#### WHAT THIS TASK INVOLVES:
Read the data and repeat it in full, exactly.
== DATA SUPPLIED
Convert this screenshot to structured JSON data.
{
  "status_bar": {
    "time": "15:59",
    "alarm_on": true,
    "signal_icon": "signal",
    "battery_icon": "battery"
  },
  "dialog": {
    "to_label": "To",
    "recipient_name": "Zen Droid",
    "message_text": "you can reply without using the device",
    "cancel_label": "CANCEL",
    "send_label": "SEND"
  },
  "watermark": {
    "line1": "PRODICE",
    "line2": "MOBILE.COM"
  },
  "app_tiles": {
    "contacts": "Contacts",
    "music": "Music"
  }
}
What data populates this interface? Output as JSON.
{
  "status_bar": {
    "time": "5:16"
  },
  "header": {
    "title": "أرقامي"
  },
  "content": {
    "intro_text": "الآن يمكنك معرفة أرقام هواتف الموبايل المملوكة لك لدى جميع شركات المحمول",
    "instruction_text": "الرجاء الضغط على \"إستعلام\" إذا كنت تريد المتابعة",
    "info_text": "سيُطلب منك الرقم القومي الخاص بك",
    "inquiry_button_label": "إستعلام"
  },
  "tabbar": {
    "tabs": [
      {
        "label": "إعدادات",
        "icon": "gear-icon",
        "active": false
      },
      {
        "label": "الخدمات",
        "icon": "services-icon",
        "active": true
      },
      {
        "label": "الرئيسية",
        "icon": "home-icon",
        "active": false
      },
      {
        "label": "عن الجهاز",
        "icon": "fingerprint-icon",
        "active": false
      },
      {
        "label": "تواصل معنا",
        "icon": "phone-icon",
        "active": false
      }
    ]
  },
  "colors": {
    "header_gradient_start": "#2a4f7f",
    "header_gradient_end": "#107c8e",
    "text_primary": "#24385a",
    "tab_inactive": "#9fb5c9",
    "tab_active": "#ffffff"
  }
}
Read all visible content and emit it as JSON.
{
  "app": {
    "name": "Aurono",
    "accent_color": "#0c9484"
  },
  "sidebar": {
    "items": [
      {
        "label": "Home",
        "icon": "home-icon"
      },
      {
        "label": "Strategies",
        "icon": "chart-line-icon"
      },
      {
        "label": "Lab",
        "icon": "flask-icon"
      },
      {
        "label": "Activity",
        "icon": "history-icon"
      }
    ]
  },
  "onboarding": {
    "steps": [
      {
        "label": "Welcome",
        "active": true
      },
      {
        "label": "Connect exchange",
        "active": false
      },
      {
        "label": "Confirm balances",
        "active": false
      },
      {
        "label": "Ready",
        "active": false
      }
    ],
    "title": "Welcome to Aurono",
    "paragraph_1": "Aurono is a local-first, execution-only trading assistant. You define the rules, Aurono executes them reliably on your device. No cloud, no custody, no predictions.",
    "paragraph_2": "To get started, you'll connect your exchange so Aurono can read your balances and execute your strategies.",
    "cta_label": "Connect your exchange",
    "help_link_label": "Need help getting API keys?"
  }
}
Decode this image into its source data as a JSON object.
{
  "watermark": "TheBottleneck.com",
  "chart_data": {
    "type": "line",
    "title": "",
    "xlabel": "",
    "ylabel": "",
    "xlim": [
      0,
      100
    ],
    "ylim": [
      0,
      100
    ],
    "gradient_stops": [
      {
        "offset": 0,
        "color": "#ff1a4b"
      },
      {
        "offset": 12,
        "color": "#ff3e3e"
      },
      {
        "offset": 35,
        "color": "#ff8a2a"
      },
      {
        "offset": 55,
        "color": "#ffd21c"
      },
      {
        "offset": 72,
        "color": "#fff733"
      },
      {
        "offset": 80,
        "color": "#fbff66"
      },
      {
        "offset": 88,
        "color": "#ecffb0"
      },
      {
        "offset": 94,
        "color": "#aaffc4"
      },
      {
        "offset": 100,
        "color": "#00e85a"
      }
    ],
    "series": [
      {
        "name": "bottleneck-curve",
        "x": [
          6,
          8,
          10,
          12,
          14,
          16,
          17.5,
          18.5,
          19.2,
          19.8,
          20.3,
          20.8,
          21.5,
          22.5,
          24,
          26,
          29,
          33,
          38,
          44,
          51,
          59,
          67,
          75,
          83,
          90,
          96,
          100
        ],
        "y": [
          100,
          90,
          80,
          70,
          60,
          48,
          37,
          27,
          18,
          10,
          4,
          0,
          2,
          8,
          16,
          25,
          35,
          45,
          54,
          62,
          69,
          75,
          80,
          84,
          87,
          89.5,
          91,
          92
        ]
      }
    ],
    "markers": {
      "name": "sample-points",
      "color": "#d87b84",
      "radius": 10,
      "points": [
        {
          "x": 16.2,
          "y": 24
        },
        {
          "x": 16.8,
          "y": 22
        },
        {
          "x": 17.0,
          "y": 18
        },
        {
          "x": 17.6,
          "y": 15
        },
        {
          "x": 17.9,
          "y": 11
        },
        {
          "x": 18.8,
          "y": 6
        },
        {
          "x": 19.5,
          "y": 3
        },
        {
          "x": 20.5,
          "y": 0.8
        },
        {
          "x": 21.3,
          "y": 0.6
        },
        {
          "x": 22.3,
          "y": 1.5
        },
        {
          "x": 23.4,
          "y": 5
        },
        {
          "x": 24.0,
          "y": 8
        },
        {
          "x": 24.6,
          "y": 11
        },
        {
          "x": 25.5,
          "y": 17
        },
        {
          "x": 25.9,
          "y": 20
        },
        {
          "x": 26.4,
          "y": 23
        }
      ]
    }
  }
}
====
#### SOLVED PROBLEM:
Convert this screenshot to structured JSON data.
{
  "status_bar": {
    "time": "15:59",
    "alarm_on": true,
    "signal_icon": "signal",
    "battery_icon": "battery"
  },
  "dialog": {
    "to_label": "To",
    "recipient_name": "Zen Droid",
    "message_text": "you can reply without using the device",
    "cancel_label": "CANCEL",
    "send_label": "SEND"
  },
  "watermark": {
    "line1": "PRODICE",
    "line2": "MOBILE.COM"
  },
  "app_tiles": {
    "contacts": "Contacts",
    "music": "Music"
  }
}
What data populates this interface? Output as JSON.
{
  "status_bar": {
    "time": "5:16"
  },
  "header": {
    "title": "أرقامي"
  },
  "content": {
    "intro_text": "الآن يمكنك معرفة أرقام هواتف الموبايل المملوكة لك لدى جميع شركات المحمول",
    "instruction_text": "الرجاء الضغط على \"إستعلام\" إذا كنت تريد المتابعة",
    "info_text": "سيُطلب منك الرقم القومي الخاص بك",
    "inquiry_button_label": "إستعلام"
  },
  "tabbar": {
    "tabs": [
      {
        "label": "إعدادات",
        "icon": "gear-icon",
        "active": false
      },
      {
        "label": "الخدمات",
        "icon": "services-icon",
        "active": true
      },
      {
        "label": "الرئيسية",
        "icon": "home-icon",
        "active": false
      },
      {
        "label": "عن الجهاز",
        "icon": "fingerprint-icon",
        "active": false
      },
      {
        "label": "تواصل معنا",
        "icon": "phone-icon",
        "active": false
      }
    ]
  },
  "colors": {
    "header_gradient_start": "#2a4f7f",
    "header_gradient_end": "#107c8e",
    "text_primary": "#24385a",
    "tab_inactive": "#9fb5c9",
    "tab_active": "#ffffff"
  }
}
Read all visible content and emit it as JSON.
{
  "app": {
    "name": "Aurono",
    "accent_color": "#0c9484"
  },
  "sidebar": {
    "items": [
      {
        "label": "Home",
        "icon": "home-icon"
      },
      {
        "label": "Strategies",
        "icon": "chart-line-icon"
      },
      {
        "label": "Lab",
        "icon": "flask-icon"
      },
      {
        "label": "Activity",
        "icon": "history-icon"
      }
    ]
  },
  "onboarding": {
    "steps": [
      {
        "label": "Welcome",
        "active": true
      },
      {
        "label": "Connect exchange",
        "active": false
      },
      {
        "label": "Confirm balances",
        "active": false
      },
      {
        "label": "Ready",
        "active": false
      }
    ],
    "title": "Welcome to Aurono",
    "paragraph_1": "Aurono is a local-first, execution-only trading assistant. You define the rules, Aurono executes them reliably on your device. No cloud, no custody, no predictions.",
    "paragraph_2": "To get started, you'll connect your exchange so Aurono can read your balances and execute your strategies.",
    "cta_label": "Connect your exchange",
    "help_link_label": "Need help getting API keys?"
  }
}
Decode this image into its source data as a JSON object.
{
  "watermark": "TheBottleneck.com",
  "chart_data": {
    "type": "line",
    "title": "",
    "xlabel": "",
    "ylabel": "",
    "xlim": [
      0,
      100
    ],
    "ylim": [
      0,
      100
    ],
    "gradient_stops": [
      {
        "offset": 0,
        "color": "#ff1a4b"
      },
      {
        "offset": 12,
        "color": "#ff3e3e"
      },
      {
        "offset": 35,
        "color": "#ff8a2a"
      },
      {
        "offset": 55,
        "color": "#ffd21c"
      },
      {
        "offset": 72,
        "color": "#fff733"
      },
      {
        "offset": 80,
        "color": "#fbff66"
      },
      {
        "offset": 88,
        "color": "#ecffb0"
      },
      {
        "offset": 94,
        "color": "#aaffc4"
      },
      {
        "offset": 100,
        "color": "#00e85a"
      }
    ],
    "series": [
      {
        "name": "bottleneck-curve",
        "x": [
          6,
          8,
          10,
          12,
          14,
          16,
          17.5,
          18.5,
          19.2,
          19.8,
          20.3,
          20.8,
          21.5,
          22.5,
          24,
          26,
          29,
          33,
          38,
          44,
          51,
          59,
          67,
          75,
          83,
          90,
          96,
          100
        ],
        "y": [
          100,
          90,
          80,
          70,
          60,
          48,
          37,
          27,
          18,
          10,
          4,
          0,
          2,
          8,
          16,
          25,
          35,
          45,
          54,
          62,
          69,
          75,
          80,
          84,
          87,
          89.5,
          91,
          92
        ]
      }
    ],
    "markers": {
      "name": "sample-points",
      "color": "#d87b84",
      "radius": 10,
      "points": [
        {
          "x": 16.2,
          "y": 24
        },
        {
          "x": 16.8,
          "y": 22
        },
        {
          "x": 17.0,
          "y": 18
        },
        {
          "x": 17.6,
          "y": 15
        },
        {
          "x": 17.9,
          "y": 11
        },
        {
          "x": 18.8,
          "y": 6
        },
        {
          "x": 19.5,
          "y": 3
        },
        {
          "x": 20.5,
          "y": 0.8
        },
        {
          "x": 21.3,
          "y": 0.6
        },
        {
          "x": 22.3,
          "y": 1.5
        },
        {
          "x": 23.4,
          "y": 5
        },
        {
          "x": 24.0,
          "y": 8
        },
        {
          "x": 24.6,
          "y": 11
        },
        {
          "x": 25.5,
          "y": 17
        },
        {
          "x": 25.9,
          "y": 20
        },
        {
          "x": 26.4,
          "y": 23
        }
      ]
    }
  }
}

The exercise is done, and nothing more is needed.